Please determine how many lines of the material include the word "color", and respond with nothing but that number.

(ENTRIES)
* * *

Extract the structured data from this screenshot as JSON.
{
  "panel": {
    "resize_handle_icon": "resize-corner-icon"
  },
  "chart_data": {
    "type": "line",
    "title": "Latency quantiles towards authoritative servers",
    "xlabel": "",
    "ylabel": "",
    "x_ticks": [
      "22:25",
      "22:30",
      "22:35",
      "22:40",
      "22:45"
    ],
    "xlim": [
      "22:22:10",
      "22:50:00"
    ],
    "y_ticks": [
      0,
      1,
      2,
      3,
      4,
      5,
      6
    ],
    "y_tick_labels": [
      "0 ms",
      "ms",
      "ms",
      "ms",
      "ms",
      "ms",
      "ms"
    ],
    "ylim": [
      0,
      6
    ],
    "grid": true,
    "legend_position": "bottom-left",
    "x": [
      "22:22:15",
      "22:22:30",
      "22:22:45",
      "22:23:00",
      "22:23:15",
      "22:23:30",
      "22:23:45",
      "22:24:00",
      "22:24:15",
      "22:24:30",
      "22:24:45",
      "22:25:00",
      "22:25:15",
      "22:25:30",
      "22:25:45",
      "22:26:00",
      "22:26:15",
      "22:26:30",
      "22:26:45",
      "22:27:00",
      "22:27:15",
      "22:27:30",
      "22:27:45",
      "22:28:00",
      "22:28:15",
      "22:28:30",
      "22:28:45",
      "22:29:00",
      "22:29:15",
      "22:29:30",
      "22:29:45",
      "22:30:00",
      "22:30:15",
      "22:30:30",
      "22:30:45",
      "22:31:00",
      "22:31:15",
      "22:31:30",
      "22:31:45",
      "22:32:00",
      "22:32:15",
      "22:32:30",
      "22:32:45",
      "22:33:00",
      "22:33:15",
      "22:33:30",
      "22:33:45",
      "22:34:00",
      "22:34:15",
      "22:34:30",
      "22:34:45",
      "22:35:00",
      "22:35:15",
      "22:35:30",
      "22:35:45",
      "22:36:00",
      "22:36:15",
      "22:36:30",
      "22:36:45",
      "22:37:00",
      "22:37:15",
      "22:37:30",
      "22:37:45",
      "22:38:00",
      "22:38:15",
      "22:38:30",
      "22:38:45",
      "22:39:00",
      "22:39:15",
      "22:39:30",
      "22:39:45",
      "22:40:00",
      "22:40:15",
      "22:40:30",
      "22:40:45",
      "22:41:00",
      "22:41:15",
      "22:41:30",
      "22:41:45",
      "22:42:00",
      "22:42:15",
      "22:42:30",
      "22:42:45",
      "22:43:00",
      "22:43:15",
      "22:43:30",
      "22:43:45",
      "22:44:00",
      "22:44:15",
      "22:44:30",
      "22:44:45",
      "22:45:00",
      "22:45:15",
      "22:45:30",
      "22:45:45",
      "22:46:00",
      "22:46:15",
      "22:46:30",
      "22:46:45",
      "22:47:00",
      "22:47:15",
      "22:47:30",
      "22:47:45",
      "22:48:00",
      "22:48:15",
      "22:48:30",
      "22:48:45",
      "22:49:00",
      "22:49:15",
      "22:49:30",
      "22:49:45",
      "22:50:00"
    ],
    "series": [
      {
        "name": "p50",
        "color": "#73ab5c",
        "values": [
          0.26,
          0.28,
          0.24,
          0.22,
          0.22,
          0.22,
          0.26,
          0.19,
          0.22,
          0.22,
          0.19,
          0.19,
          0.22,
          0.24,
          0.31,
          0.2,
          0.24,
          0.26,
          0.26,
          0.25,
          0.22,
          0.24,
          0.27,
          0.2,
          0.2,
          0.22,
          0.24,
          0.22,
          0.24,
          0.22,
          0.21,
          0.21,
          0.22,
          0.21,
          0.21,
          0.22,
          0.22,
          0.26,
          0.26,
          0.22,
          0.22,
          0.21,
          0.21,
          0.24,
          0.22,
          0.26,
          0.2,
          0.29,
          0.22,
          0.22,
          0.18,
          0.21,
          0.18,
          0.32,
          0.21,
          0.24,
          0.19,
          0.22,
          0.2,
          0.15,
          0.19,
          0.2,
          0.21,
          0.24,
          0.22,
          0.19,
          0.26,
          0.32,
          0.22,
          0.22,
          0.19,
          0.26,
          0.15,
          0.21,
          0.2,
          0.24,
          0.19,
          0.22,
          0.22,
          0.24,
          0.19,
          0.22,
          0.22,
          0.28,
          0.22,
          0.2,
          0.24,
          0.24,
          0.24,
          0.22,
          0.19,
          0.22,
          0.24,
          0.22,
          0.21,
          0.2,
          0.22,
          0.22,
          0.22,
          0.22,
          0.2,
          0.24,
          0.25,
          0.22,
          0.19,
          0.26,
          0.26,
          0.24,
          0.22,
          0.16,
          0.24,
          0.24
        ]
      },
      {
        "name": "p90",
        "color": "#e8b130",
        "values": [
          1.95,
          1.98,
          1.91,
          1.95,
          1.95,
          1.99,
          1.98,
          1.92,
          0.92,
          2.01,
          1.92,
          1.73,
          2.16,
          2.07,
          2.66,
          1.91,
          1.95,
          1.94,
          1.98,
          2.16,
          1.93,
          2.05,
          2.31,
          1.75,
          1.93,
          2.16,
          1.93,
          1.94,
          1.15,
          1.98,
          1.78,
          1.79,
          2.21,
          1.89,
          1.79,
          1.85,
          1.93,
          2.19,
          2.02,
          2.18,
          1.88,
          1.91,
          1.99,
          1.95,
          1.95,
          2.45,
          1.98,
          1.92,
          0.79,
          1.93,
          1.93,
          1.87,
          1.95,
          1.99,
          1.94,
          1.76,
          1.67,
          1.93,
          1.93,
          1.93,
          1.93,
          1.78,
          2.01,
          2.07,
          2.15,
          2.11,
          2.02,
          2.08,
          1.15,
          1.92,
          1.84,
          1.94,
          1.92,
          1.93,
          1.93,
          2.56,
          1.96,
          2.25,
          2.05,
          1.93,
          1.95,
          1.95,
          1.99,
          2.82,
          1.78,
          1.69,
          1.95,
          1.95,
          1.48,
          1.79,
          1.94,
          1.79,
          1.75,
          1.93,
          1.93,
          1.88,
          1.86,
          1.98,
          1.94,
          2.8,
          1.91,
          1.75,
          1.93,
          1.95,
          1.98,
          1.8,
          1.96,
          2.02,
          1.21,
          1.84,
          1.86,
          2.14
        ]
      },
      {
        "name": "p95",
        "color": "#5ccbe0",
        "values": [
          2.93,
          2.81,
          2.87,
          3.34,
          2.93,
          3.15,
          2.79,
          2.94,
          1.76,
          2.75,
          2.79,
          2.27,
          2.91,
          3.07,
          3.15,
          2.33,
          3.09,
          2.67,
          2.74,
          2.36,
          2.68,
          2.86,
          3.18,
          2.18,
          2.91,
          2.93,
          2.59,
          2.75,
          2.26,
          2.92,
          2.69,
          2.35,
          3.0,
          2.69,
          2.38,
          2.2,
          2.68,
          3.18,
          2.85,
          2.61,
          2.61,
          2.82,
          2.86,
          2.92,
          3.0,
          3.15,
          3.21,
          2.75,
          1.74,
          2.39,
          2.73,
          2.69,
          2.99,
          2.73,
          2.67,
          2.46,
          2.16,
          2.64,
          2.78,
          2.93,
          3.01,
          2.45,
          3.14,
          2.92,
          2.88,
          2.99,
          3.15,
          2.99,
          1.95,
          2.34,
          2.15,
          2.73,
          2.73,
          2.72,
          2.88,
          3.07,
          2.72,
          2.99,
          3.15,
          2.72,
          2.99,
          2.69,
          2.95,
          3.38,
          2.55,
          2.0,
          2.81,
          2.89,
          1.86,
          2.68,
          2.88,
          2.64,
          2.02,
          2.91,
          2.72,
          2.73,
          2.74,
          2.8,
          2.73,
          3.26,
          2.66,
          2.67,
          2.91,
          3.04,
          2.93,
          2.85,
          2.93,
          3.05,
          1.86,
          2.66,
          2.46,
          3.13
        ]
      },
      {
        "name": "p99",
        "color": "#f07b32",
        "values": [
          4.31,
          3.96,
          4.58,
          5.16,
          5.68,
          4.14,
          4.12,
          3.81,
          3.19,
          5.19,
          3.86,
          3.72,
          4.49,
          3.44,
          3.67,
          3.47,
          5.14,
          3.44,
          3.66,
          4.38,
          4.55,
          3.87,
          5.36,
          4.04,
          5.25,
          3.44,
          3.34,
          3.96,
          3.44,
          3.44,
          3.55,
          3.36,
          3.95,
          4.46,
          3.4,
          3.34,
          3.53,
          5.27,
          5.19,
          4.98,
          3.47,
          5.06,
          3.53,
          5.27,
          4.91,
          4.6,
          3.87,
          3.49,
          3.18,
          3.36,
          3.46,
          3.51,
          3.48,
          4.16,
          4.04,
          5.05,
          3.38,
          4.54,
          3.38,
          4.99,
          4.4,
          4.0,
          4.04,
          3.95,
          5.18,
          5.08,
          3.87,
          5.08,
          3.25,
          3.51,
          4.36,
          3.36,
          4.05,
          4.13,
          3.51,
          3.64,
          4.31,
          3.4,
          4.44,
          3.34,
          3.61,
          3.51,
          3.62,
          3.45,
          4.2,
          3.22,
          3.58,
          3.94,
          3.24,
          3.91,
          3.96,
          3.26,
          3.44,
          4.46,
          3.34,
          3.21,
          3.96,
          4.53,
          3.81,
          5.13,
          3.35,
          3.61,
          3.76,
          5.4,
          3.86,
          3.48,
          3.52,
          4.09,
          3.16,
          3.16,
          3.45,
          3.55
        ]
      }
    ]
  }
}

* * *

(ANSWER TO THIS TASK)
4